> **Task requirements**: Identify the lines holding "this" and copy them.

> **Rows**:
= = = =

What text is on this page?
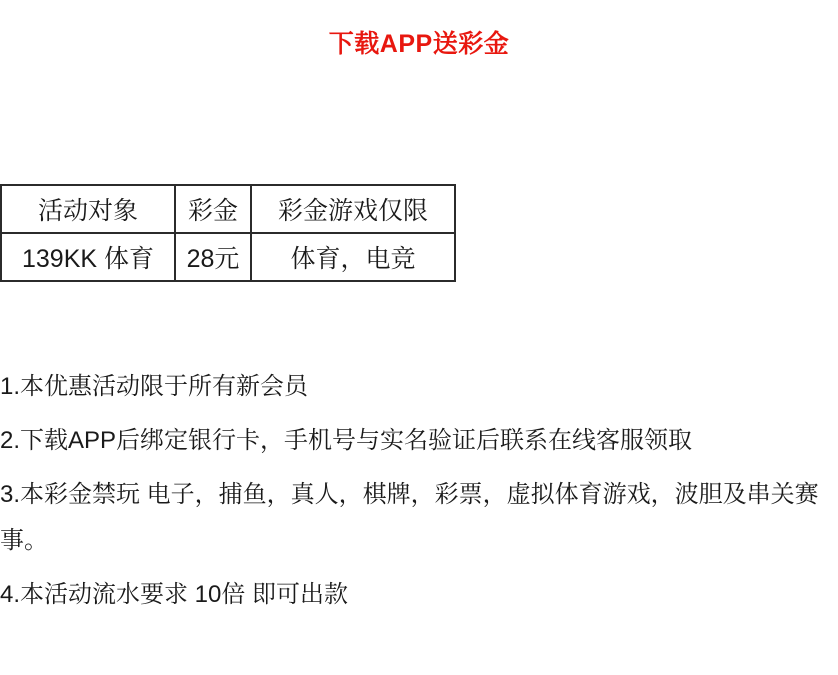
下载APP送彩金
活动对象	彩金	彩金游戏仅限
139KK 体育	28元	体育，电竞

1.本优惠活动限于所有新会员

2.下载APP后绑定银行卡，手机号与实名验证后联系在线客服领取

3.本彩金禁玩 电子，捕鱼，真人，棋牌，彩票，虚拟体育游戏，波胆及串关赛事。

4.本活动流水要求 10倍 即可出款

= = = =

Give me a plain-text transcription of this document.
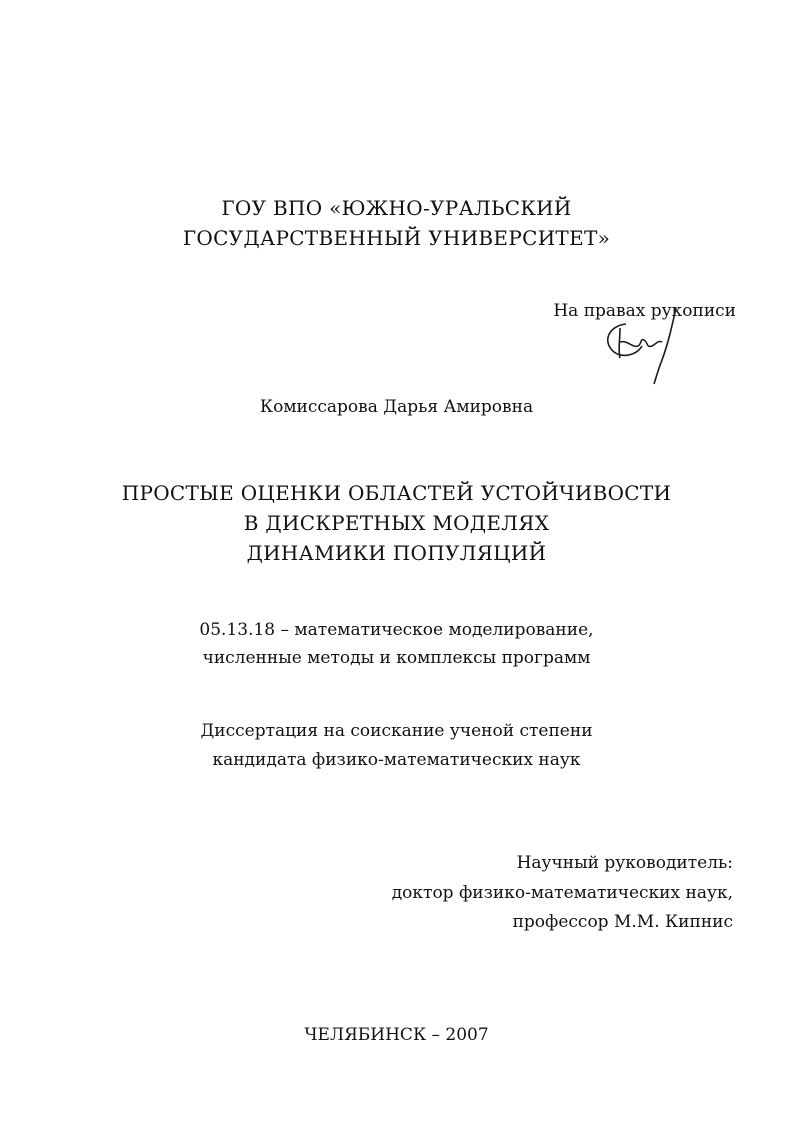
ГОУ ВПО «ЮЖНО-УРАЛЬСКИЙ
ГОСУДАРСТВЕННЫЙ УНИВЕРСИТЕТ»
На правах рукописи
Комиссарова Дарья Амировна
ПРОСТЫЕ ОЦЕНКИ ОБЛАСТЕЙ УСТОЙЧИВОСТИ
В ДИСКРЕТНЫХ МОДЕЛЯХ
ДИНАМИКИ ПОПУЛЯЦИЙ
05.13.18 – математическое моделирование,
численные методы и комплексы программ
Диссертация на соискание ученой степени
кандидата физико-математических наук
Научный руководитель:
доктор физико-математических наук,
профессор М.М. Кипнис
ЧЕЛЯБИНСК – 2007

= = = =

> **The answer**:
What text is on this page?
Give me a plain-text transcription of this document.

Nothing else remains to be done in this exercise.